>>>>>

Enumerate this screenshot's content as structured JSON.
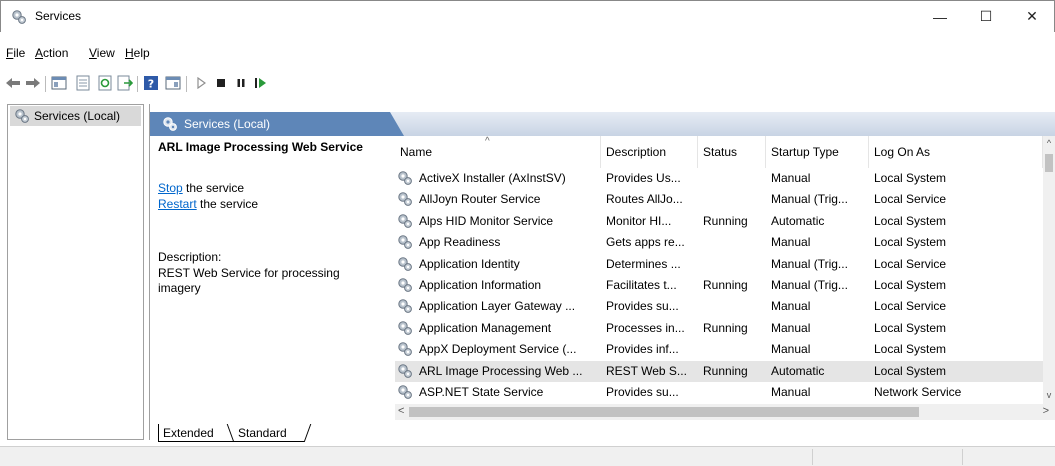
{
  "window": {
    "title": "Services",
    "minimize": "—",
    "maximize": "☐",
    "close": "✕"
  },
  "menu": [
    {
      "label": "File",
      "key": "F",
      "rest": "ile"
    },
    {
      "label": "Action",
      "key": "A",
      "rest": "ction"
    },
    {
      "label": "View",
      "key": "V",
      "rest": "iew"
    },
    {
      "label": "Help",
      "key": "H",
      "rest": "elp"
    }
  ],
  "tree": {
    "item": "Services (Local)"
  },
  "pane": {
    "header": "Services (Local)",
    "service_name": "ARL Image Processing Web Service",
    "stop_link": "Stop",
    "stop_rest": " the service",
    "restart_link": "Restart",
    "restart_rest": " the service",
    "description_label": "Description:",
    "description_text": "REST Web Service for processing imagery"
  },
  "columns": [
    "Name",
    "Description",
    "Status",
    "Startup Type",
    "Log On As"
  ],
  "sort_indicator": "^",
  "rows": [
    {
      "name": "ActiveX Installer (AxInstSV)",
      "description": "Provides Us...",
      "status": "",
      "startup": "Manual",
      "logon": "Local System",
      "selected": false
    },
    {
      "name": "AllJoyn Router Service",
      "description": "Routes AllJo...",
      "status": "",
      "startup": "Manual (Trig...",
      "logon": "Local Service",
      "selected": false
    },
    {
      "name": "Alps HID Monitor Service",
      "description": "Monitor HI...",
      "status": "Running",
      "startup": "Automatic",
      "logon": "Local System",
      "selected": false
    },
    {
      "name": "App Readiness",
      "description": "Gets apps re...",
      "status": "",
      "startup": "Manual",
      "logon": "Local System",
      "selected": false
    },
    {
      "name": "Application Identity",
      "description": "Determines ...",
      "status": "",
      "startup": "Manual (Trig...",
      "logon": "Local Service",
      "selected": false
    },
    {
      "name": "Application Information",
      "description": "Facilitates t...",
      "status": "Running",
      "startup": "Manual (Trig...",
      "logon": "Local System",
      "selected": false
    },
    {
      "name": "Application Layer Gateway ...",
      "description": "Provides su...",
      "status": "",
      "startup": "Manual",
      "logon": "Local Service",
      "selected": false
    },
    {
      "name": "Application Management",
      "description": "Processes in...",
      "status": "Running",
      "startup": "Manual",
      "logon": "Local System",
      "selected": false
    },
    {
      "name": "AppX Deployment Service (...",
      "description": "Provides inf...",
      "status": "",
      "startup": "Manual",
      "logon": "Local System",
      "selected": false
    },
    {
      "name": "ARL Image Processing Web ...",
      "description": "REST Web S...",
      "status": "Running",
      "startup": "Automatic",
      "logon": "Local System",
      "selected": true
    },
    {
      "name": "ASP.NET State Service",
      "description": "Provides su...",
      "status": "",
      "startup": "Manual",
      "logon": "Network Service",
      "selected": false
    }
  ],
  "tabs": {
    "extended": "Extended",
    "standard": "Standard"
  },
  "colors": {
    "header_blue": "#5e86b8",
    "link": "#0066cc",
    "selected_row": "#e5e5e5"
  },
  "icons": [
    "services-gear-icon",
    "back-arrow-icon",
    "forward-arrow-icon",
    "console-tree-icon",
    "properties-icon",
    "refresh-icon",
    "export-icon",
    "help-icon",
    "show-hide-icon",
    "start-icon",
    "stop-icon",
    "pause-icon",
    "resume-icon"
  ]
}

<<<<<
>>>>>

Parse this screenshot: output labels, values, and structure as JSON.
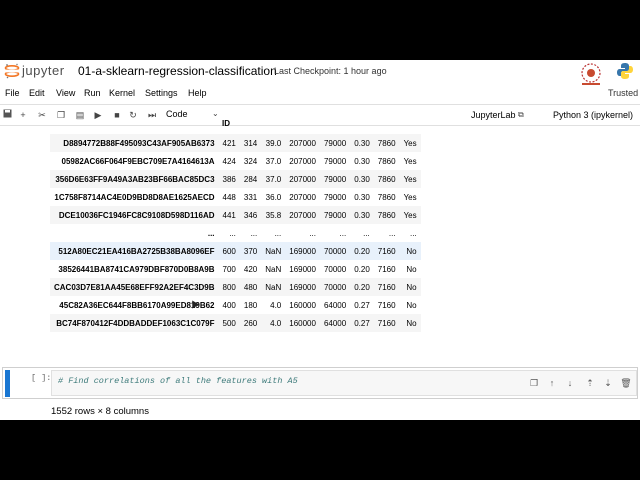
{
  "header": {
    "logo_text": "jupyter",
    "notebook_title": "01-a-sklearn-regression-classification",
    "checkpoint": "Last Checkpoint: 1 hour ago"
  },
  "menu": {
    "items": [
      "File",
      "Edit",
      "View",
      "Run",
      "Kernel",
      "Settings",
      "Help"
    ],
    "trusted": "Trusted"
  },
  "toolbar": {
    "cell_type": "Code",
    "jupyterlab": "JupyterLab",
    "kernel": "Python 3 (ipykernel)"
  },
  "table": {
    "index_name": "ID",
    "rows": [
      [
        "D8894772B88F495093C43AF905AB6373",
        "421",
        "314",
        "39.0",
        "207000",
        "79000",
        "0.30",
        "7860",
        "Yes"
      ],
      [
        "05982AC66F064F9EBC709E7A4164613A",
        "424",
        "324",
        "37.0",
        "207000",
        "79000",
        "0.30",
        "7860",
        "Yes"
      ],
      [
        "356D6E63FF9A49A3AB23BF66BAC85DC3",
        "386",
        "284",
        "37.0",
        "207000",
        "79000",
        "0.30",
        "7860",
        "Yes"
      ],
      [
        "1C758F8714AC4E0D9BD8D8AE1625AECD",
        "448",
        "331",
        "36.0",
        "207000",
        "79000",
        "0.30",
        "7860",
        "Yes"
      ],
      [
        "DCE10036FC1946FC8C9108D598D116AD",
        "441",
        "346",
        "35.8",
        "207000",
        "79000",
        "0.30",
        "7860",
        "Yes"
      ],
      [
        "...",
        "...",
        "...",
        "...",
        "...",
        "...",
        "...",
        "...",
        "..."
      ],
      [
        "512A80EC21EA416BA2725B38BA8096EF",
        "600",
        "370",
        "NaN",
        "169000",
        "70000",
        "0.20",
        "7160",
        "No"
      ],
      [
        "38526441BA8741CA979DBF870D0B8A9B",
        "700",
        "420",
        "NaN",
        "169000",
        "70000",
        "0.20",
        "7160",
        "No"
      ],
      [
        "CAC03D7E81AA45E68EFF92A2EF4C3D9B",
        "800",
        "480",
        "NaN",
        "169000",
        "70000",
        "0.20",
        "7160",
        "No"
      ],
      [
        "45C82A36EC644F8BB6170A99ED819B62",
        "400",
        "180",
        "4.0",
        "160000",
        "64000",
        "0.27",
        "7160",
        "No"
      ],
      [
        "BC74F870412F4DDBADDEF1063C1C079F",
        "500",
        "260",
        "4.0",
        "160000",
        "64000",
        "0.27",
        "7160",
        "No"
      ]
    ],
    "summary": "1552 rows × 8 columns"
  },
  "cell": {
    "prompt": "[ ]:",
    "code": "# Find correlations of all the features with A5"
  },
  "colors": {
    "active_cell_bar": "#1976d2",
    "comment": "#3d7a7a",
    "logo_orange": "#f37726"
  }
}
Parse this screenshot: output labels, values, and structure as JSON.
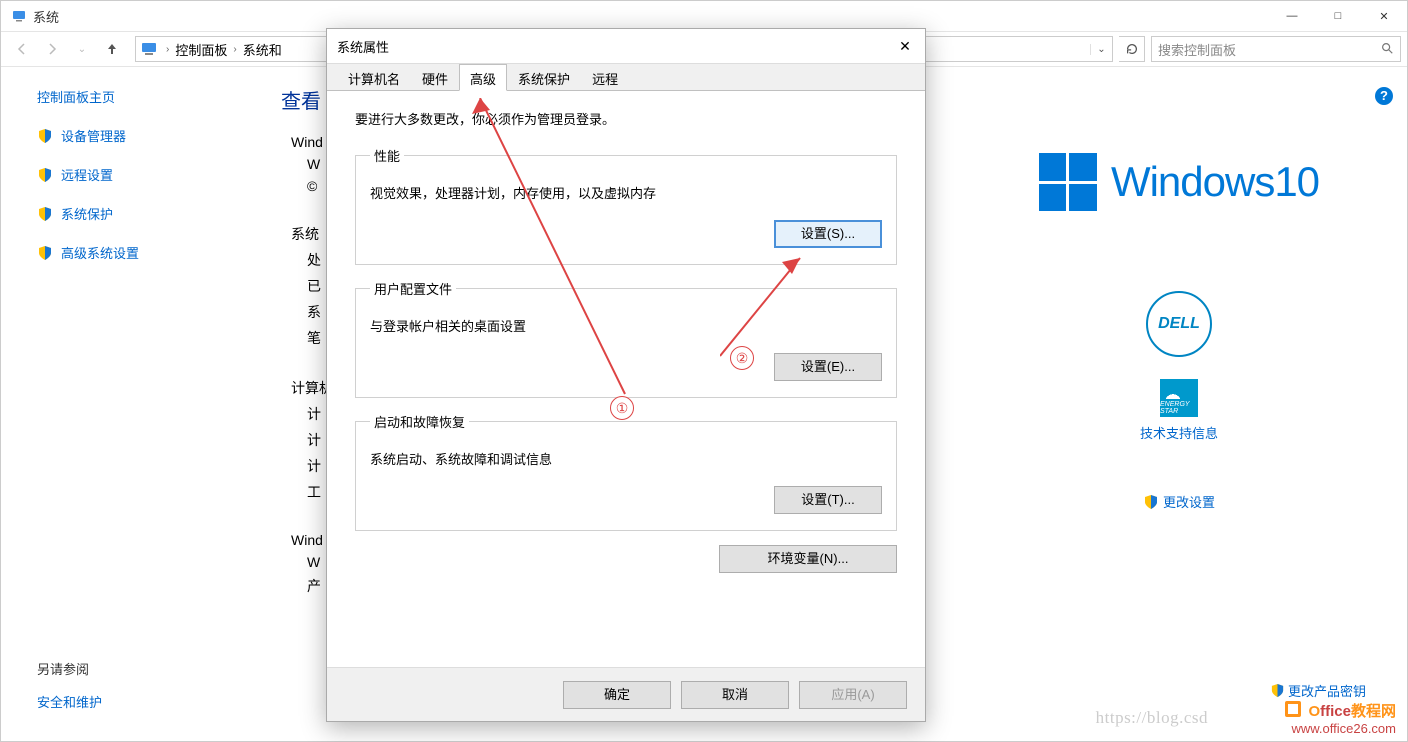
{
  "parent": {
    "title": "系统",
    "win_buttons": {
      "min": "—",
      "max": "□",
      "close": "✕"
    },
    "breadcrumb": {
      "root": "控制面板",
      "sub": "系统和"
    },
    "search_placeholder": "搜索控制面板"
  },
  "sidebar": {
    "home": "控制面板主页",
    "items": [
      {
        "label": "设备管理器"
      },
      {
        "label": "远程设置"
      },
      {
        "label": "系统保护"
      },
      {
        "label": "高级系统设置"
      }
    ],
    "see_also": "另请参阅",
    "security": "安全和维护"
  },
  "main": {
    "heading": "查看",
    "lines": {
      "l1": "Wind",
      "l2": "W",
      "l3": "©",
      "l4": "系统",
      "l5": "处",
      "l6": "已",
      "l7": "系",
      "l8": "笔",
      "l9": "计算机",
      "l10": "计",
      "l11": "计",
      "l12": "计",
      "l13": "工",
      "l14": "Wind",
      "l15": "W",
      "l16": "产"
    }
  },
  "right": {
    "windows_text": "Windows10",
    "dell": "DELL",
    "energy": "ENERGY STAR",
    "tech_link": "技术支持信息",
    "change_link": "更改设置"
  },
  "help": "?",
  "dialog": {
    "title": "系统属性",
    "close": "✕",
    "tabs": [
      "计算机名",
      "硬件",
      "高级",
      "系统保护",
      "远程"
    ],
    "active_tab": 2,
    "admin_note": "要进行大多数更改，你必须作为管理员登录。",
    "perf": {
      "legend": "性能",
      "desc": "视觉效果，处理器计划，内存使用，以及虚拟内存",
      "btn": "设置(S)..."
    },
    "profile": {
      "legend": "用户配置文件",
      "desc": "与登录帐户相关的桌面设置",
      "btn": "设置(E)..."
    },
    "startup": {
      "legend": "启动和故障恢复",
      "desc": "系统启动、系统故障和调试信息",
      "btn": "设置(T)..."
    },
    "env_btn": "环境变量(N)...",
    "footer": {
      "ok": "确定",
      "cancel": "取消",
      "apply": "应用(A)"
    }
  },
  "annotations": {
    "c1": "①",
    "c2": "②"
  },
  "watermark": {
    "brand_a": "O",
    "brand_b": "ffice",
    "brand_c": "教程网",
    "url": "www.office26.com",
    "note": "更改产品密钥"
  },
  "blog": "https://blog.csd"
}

<<<<<
>>>>>

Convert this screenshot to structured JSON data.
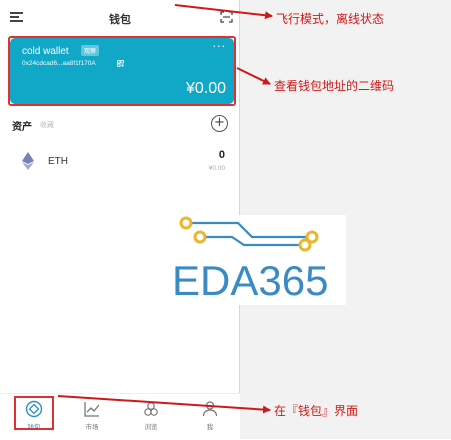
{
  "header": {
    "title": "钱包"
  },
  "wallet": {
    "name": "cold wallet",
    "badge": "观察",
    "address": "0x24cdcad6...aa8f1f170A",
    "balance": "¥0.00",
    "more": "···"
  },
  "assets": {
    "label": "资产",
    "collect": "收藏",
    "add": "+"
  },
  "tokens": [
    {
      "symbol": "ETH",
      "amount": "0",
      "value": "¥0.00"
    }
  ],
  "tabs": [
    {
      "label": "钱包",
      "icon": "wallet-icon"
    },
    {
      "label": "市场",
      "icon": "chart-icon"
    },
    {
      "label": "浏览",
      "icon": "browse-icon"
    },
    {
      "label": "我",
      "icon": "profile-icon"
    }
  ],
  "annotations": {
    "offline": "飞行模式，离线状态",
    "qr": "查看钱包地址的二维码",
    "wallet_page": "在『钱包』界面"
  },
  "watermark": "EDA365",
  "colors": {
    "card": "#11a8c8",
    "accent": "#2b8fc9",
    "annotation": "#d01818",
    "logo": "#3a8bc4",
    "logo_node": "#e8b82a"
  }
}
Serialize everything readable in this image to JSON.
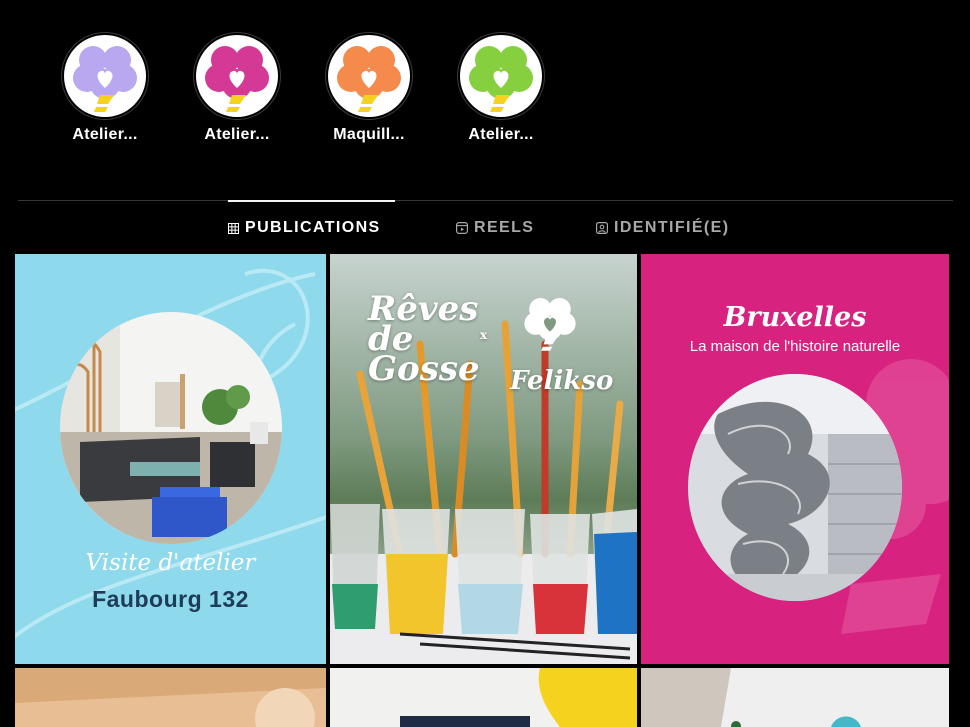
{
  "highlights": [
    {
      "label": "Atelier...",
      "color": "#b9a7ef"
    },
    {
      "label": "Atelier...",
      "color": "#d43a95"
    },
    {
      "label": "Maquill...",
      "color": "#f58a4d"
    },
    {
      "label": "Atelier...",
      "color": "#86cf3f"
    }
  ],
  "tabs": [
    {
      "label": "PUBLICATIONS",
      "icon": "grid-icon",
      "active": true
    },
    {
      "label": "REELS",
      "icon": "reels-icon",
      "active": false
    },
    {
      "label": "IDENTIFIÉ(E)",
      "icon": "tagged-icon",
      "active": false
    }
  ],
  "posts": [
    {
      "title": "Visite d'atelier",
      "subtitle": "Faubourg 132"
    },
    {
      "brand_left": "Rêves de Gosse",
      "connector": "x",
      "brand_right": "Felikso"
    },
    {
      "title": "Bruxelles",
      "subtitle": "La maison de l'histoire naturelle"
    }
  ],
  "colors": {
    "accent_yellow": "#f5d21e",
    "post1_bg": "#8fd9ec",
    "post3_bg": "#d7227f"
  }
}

<<<<<

Report every line containing the word "subtitle" from the listing above.

      "subtitle": "Faubourg 132"
      "subtitle": "La maison de l'histoire naturelle"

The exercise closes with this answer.